__GIVEN INFORMATION__
******

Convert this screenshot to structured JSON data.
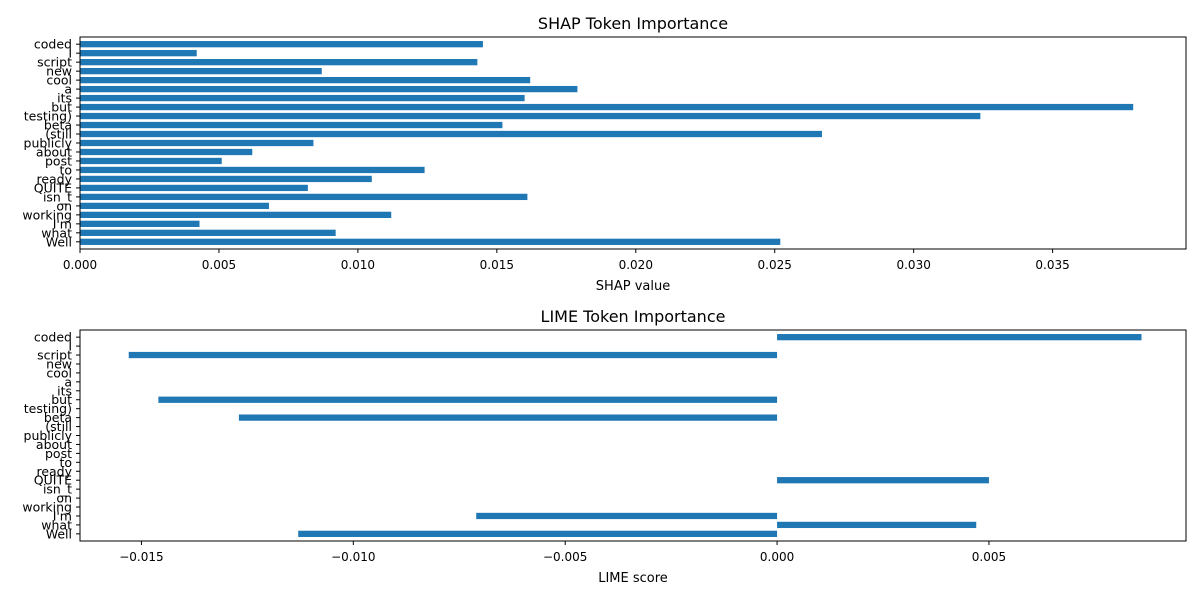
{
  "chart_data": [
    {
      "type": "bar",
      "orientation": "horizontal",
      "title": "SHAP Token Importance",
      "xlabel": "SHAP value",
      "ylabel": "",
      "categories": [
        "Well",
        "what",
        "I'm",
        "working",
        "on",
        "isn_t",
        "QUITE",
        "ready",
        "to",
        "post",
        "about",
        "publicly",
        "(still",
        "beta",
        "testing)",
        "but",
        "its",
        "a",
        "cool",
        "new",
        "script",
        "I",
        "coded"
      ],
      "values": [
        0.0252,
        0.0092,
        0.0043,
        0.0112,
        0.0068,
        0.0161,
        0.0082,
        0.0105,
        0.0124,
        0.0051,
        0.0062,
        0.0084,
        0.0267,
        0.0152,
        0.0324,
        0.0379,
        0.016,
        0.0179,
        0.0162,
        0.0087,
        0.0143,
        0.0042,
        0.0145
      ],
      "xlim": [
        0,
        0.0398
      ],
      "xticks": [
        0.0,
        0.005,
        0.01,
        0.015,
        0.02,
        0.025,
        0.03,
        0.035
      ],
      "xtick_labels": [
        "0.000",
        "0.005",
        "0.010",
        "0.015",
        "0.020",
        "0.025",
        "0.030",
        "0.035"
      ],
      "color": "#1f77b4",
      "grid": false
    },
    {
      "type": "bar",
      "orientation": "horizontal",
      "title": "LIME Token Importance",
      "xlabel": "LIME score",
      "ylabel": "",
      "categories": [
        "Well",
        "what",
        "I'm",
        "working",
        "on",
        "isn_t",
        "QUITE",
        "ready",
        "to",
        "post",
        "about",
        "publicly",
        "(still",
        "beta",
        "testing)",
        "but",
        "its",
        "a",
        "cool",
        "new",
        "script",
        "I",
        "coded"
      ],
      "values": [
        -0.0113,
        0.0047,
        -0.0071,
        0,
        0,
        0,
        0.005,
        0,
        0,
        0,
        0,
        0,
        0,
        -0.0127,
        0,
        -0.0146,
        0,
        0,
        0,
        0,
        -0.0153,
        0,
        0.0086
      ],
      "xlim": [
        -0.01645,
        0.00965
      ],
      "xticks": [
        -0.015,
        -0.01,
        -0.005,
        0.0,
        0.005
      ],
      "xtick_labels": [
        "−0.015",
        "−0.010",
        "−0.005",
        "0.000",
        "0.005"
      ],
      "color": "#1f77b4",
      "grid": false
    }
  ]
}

******

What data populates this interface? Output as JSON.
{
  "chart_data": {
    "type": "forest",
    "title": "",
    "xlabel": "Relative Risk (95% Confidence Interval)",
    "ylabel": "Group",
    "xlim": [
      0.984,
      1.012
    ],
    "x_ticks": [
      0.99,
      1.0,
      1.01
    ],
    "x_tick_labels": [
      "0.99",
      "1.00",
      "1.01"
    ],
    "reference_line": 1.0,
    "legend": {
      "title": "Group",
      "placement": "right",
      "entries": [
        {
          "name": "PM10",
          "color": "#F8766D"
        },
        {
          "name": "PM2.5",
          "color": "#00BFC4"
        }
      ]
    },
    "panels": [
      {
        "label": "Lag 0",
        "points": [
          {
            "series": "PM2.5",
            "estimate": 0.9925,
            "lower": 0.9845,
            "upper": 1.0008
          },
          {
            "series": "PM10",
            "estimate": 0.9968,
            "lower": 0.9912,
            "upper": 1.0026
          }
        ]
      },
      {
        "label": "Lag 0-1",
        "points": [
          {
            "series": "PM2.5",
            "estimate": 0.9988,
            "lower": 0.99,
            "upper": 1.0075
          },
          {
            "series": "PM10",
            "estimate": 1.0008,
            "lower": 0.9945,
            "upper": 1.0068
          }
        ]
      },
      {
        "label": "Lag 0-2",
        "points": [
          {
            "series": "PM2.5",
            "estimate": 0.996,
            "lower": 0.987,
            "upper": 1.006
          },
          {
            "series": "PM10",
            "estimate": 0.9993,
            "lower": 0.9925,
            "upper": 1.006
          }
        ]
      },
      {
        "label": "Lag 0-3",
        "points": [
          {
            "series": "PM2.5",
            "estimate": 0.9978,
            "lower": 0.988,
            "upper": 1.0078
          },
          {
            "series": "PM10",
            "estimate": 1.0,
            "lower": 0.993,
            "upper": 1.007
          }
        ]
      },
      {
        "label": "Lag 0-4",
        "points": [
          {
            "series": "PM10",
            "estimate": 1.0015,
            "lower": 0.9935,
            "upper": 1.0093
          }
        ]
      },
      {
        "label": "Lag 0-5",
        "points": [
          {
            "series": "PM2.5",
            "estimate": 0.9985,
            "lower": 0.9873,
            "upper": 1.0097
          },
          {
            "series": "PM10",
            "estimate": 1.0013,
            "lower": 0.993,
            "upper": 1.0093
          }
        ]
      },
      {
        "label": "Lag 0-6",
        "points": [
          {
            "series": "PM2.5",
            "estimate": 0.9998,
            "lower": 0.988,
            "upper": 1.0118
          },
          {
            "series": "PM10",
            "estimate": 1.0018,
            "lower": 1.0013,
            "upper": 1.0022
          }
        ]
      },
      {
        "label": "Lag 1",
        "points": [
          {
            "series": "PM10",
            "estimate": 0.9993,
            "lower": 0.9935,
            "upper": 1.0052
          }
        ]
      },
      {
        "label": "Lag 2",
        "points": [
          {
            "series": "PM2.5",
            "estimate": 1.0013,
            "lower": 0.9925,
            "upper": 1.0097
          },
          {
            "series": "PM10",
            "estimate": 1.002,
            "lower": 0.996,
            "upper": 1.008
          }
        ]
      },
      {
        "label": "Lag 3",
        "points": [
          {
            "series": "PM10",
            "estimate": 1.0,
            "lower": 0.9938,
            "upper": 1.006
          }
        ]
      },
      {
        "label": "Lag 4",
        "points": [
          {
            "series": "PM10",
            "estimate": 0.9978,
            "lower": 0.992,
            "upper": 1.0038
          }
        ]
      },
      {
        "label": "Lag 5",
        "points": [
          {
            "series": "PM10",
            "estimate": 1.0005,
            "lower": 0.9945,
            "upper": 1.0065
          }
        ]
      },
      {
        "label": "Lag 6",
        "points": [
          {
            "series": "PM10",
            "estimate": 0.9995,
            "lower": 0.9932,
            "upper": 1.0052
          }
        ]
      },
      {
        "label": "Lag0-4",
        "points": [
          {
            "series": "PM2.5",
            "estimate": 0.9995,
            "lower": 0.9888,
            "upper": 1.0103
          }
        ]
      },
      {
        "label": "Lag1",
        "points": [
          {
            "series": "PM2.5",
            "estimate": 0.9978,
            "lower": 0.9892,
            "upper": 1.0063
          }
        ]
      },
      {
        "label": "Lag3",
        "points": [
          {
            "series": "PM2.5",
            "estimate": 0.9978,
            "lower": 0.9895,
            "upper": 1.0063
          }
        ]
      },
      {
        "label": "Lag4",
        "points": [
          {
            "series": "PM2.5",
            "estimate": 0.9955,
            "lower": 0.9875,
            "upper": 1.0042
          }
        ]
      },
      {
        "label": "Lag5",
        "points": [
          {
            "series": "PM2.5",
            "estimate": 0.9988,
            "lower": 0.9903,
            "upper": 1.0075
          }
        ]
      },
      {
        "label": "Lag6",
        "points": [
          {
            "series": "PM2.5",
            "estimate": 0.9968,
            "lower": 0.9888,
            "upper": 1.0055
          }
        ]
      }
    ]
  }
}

******

Out of the material above, select every line that holds the string "Token".

__FULL ANSWER__
      "title": "SHAP Token Importance",
      "title": "LIME Token Importance",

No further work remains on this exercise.